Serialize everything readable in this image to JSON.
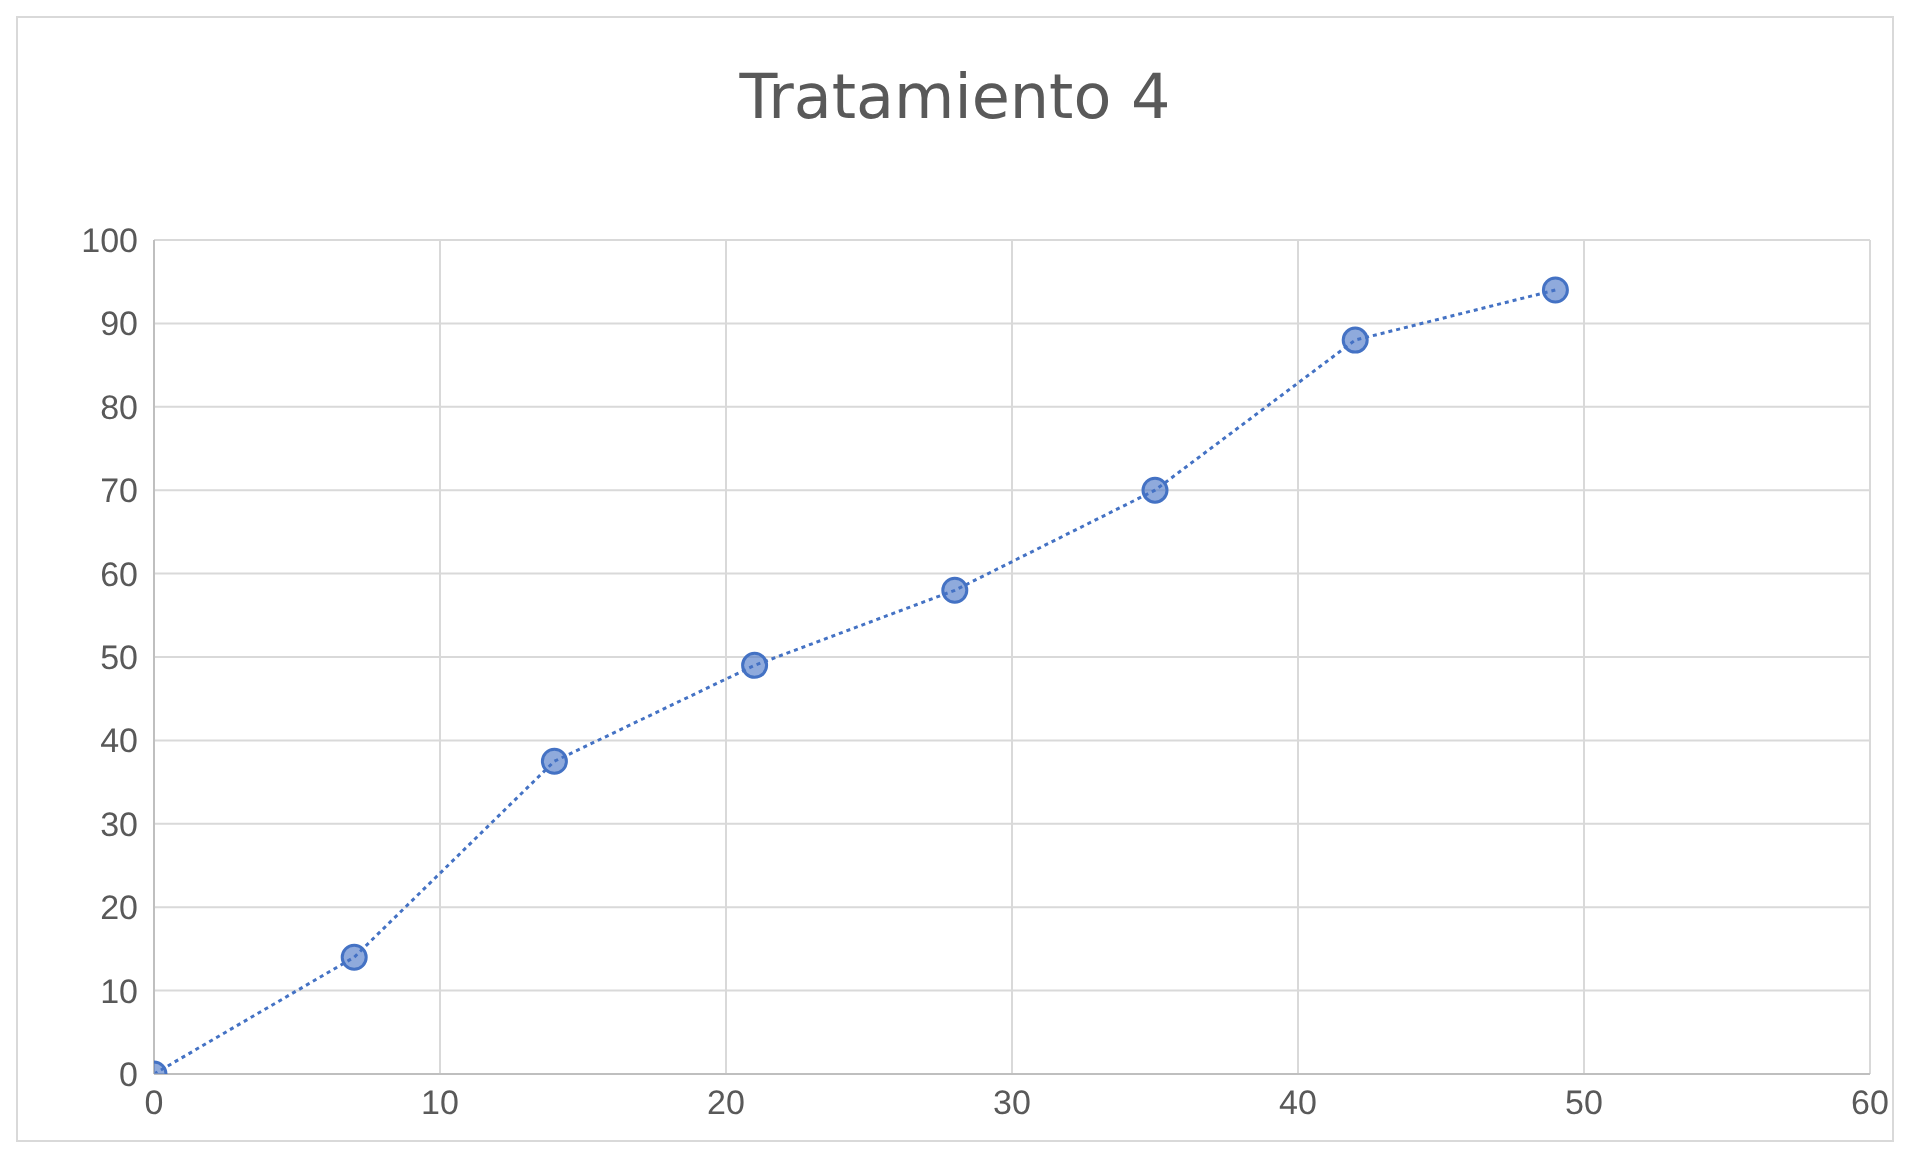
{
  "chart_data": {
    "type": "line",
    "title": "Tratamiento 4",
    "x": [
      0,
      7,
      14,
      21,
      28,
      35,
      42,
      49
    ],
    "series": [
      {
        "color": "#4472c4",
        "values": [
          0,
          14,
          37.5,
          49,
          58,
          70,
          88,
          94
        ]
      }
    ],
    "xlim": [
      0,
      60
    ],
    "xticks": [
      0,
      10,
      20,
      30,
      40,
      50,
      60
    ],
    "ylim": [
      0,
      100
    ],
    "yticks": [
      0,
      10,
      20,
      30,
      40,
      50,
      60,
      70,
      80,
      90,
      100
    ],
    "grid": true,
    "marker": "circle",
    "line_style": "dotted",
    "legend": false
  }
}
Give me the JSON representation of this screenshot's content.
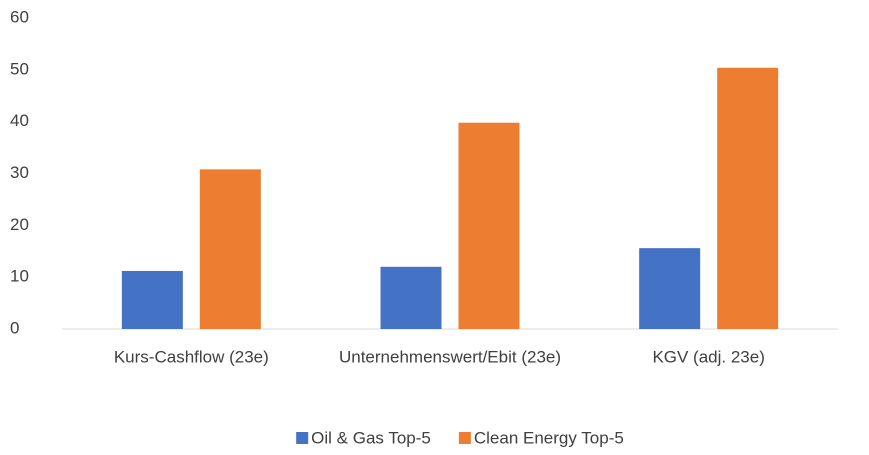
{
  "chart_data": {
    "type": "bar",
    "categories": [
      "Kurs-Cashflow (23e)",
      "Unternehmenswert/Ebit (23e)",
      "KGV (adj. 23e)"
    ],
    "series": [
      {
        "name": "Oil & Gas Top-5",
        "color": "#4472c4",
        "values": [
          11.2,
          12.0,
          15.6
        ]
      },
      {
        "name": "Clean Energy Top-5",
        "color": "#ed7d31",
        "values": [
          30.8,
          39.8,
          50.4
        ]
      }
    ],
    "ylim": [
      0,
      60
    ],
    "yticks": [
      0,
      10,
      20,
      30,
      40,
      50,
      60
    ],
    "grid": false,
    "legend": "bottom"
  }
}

━━━━

EXERCISE DESCRIPTION:
Skip all pictures. Write out only the lines from the one containing "Give me the" to the end of the listing above, inclusive, exactly as given.

WORKED ANSWER:
Give me the JSON representation of this screenshot's content.
{
  "chart_data": {
    "type": "bar",
    "categories": [
      "Kurs-Cashflow (23e)",
      "Unternehmenswert/Ebit (23e)",
      "KGV (adj. 23e)"
    ],
    "series": [
      {
        "name": "Oil & Gas Top-5",
        "color": "#4472c4",
        "values": [
          11.2,
          12.0,
          15.6
        ]
      },
      {
        "name": "Clean Energy Top-5",
        "color": "#ed7d31",
        "values": [
          30.8,
          39.8,
          50.4
        ]
      }
    ],
    "ylim": [
      0,
      60
    ],
    "yticks": [
      0,
      10,
      20,
      30,
      40,
      50,
      60
    ],
    "grid": false,
    "legend": "bottom"
  }
}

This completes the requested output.